_Brief_
Pictures aside, repeat every entry exactly.

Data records
— begin —

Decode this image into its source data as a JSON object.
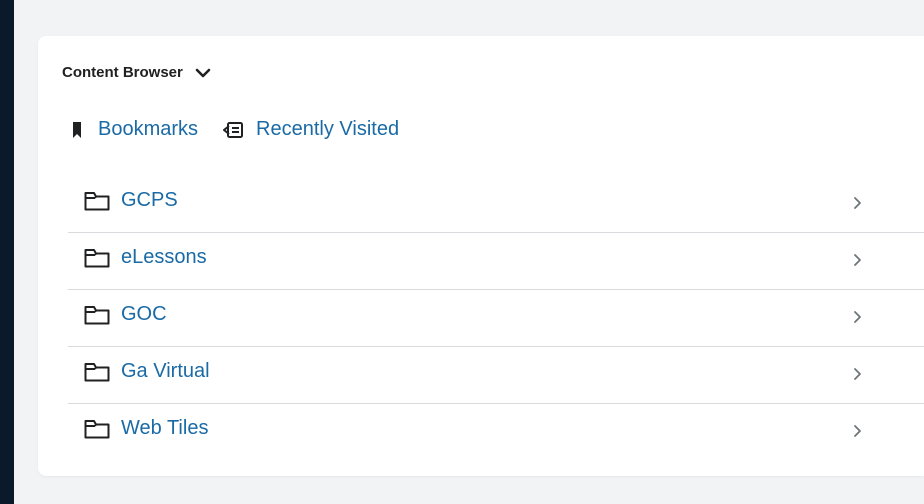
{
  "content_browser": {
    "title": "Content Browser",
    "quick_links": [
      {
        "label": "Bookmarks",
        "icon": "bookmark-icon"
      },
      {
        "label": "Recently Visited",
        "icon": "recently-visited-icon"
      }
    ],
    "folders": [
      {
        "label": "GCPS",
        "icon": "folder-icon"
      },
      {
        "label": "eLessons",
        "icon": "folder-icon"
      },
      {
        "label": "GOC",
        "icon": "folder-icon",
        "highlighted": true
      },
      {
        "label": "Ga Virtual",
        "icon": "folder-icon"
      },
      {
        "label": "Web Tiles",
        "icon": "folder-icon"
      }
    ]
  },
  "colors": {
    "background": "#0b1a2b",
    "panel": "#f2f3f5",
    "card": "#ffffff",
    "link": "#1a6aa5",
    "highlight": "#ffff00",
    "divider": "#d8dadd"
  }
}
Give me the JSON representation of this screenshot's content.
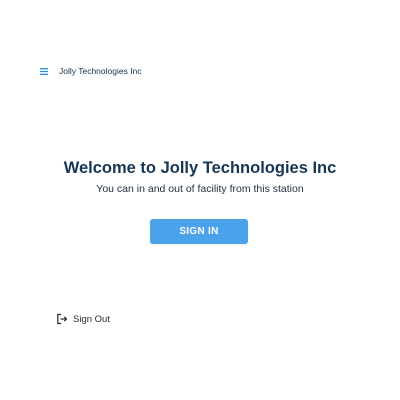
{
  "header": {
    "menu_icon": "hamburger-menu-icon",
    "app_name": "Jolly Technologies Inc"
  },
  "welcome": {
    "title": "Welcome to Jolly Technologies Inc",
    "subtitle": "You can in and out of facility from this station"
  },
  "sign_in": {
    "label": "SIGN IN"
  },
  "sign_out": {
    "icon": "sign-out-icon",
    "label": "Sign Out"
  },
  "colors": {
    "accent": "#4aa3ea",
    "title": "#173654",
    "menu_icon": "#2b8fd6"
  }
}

— end —

_Full answer_
Decode this image into its source data as a JSON object.
{
  "content_browser": {
    "title": "Content Browser",
    "quick_links": [
      {
        "label": "Bookmarks",
        "icon": "bookmark-icon"
      },
      {
        "label": "Recently Visited",
        "icon": "recently-visited-icon"
      }
    ],
    "folders": [
      {
        "label": "GCPS",
        "icon": "folder-icon"
      },
      {
        "label": "eLessons",
        "icon": "folder-icon"
      },
      {
        "label": "GOC",
        "icon": "folder-icon",
        "highlighted": true
      },
      {
        "label": "Ga Virtual",
        "icon": "folder-icon"
      },
      {
        "label": "Web Tiles",
        "icon": "folder-icon"
      }
    ]
  },
  "colors": {
    "background": "#0b1a2b",
    "panel": "#f2f3f5",
    "card": "#ffffff",
    "link": "#1a6aa5",
    "highlight": "#ffff00",
    "divider": "#d8dadd"
  }
}
Give me the JSON representation of this screenshot's content.
{
  "header": {
    "menu_icon": "hamburger-menu-icon",
    "app_name": "Jolly Technologies Inc"
  },
  "welcome": {
    "title": "Welcome to Jolly Technologies Inc",
    "subtitle": "You can in and out of facility from this station"
  },
  "sign_in": {
    "label": "SIGN IN"
  },
  "sign_out": {
    "icon": "sign-out-icon",
    "label": "Sign Out"
  },
  "colors": {
    "accent": "#4aa3ea",
    "title": "#173654",
    "menu_icon": "#2b8fd6"
  }
}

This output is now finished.